- Cover to the 2005 DVD release.
- Based on: Spider-Man by Stan Lee; Steve Ditko;
- Production company: Marvel Films Animation
- Release date: 2005;
- Running time: 100 minutes
- Country: United States
- Language: English

= The Venom Saga =

Story arc from the 1994 animated series Spider-Man that focused on Venom

"The Venom Saga" is a story arc from the 1994 animated series Spider-Man that focused on Venom. The description of the name and chosen episodes debuted in home media by Buena Vista Home Entertainment. The first three episodes are the three-part episode entitled "The Alien Costume" from the first season. The last two are the two-part episode entitled "Venom Returns" and "Carnage", which debuted in the third season. These certain episodes are responsible for debuting the symbiotic characters Venom and Carnage outside of comic books. The arc was released on DVD as Spider-Man: The Venom Saga.

=="The Alien Costume"==
=== Production ===
There were many difficulties with bringing Venom to television because everyone had different ideas for the Venom story. Len Wein wrote the first draft, which was rejected. In a later meeting the creative team came up with a scene by scene plot for the show. The show took a different approach to bringing the alien costume to Earth from the comic books. In this episode, the alien costume is brought by a space shuttle, while in the comics, Spider-Man first wore the symbiote during the Secret Wars storyline on an alien planet called Battleworld, and later brought back to Earth. The ending of the second part is loosely based on Web of Spider-Man #1, in which Spider-Man removes the symbiote costume using the loud noise created by a church bell. The symbiote flees and merges with Eddie Brock, transforming him into Venom.

» Study questions:
1. From the Venom Saga text, return the passage starting with "- Cover to the" and going on through "The Venom Saga.".
2. According to the Venom Saga text, who wrote the first draft that was rejected?

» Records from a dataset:
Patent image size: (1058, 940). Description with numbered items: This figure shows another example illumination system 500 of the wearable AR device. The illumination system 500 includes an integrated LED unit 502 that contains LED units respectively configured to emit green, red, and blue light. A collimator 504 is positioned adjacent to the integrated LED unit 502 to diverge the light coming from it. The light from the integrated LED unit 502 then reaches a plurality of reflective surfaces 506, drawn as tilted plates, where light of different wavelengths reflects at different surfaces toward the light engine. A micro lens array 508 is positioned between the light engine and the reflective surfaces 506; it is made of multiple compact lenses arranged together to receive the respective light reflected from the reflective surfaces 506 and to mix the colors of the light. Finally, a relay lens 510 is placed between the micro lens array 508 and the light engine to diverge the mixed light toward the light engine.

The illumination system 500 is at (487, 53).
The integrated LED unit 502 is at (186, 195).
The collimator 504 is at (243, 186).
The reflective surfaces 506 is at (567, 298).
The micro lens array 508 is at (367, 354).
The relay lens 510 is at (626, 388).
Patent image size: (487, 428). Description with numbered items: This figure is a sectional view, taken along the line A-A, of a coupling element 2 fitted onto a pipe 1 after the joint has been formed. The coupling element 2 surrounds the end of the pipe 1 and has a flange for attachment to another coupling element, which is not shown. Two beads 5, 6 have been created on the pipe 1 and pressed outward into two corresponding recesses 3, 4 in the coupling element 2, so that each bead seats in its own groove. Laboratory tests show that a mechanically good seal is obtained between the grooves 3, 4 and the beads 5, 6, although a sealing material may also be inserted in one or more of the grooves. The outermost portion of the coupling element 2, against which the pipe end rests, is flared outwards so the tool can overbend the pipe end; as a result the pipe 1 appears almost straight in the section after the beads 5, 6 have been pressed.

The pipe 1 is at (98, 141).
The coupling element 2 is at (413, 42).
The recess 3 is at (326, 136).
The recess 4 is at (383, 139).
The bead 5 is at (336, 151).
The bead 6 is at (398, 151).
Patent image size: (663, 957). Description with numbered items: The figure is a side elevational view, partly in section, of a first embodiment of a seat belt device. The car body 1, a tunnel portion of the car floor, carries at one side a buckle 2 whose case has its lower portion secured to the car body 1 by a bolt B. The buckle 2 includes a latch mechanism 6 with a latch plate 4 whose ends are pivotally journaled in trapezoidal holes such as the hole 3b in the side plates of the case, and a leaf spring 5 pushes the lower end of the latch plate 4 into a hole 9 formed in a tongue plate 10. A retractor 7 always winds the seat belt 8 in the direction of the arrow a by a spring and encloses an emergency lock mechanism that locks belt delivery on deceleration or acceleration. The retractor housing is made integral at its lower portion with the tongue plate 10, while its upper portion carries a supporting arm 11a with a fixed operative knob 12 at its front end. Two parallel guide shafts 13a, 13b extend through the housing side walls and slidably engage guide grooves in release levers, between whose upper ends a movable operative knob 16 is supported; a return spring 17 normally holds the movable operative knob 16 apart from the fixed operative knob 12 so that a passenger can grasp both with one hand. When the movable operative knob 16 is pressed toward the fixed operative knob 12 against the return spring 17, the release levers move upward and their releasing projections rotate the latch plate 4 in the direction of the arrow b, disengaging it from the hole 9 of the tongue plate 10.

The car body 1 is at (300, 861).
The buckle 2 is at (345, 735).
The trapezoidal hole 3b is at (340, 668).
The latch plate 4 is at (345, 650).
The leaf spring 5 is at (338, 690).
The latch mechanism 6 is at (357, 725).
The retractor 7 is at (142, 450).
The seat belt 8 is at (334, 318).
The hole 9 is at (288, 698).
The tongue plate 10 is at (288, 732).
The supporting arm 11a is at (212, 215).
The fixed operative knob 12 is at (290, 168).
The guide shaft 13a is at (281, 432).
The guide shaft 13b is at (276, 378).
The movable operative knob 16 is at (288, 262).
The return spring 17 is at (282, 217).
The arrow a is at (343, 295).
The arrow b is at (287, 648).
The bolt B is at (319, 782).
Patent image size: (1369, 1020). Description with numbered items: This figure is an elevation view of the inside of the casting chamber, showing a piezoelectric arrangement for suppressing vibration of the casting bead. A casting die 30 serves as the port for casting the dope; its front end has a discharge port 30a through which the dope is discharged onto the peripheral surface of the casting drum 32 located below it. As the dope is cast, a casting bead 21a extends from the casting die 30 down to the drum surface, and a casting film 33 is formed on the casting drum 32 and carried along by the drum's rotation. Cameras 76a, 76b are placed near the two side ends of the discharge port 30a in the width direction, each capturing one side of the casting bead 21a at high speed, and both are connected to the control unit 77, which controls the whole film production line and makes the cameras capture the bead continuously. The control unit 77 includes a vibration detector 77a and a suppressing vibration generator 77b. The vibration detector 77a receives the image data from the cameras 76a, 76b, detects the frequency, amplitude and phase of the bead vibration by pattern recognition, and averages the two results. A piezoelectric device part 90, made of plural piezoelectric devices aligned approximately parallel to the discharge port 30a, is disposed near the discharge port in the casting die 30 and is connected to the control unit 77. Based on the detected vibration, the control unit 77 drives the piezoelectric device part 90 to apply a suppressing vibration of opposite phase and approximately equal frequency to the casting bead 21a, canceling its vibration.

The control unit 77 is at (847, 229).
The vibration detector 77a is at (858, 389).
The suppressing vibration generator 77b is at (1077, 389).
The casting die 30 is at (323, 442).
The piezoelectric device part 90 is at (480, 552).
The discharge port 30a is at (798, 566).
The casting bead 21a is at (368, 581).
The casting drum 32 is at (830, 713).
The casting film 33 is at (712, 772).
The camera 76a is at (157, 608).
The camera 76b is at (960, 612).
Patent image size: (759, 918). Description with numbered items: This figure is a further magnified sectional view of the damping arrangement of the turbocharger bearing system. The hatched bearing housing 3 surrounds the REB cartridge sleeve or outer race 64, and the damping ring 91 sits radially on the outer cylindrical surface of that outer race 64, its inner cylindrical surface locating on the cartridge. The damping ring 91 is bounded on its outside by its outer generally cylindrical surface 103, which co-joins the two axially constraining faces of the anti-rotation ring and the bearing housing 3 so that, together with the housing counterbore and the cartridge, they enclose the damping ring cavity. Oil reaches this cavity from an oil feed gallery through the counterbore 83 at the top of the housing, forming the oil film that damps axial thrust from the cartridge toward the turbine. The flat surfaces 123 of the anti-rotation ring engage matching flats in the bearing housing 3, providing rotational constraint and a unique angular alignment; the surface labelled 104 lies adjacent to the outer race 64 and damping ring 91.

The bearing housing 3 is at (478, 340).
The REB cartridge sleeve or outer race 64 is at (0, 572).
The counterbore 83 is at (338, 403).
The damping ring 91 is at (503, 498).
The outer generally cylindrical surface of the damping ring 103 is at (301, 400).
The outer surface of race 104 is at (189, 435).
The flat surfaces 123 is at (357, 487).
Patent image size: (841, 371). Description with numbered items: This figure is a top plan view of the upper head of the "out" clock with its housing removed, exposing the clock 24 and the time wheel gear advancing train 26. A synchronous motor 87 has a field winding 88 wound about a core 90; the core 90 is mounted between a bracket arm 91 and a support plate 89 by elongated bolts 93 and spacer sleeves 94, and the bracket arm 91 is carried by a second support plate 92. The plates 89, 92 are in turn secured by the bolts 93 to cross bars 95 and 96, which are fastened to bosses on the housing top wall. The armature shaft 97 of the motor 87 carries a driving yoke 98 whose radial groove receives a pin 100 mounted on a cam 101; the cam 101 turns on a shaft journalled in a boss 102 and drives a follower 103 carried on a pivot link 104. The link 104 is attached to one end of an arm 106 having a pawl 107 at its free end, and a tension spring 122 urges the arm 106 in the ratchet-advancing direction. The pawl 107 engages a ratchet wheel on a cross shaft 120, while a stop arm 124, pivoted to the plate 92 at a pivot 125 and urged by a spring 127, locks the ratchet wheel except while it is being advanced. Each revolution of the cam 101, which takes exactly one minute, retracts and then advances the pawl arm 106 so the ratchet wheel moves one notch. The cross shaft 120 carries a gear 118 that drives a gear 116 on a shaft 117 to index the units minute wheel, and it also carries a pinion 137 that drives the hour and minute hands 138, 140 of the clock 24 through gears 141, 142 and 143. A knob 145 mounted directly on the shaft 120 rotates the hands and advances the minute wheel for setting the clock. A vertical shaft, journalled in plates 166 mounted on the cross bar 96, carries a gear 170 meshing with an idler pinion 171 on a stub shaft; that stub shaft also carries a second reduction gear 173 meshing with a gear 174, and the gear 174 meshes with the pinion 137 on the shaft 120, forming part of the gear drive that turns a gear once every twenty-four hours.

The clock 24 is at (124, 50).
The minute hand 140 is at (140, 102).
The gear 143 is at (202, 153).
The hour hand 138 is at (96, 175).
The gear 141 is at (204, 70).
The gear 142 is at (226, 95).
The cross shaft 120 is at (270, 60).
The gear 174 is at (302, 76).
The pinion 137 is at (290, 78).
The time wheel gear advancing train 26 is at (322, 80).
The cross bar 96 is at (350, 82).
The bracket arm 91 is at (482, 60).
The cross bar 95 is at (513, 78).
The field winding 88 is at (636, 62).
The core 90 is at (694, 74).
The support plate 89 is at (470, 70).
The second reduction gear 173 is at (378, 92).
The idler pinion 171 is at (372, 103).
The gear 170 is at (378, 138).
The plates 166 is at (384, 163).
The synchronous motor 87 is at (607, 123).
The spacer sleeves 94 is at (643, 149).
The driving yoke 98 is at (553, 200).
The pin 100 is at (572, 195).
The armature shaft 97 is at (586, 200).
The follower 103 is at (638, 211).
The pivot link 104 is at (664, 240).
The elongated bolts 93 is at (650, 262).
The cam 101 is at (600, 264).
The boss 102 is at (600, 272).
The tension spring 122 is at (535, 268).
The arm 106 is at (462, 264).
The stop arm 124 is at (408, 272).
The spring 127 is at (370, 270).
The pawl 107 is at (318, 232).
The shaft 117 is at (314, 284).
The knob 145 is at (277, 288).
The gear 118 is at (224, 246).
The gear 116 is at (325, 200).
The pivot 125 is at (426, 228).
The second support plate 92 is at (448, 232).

» Answer section:
1.
- Cover to the 2005 DVD release.
- Based on: Spider-Man by Stan Lee; Steve Ditko;
- Production company: Marvel Films Animation
- Release date: 2005;
- Running time: 100 minutes
- Country: United States
- Language: English

= The Venom Saga =

Story arc from the 1994 animated series Spider-Man that focused on Venom

"The Venom Saga" is a story arc from the 1994 animated series Spider-Man that focused on Venom. The description of the name and chosen episodes debuted in home media by Buena Vista Home Entertainment. The first three episodes are the three-part episode entitled "The Alien Costume" from the first season. The last two are the two-part episode entitled "Venom Returns" and "Carnage", which debuted in the third season. These certain episodes are responsible for debuting the symbiotic characters Venom and Carnage outside of comic books. The arc was released on DVD as Spider-Man: The Venom Saga.

2. Len Wein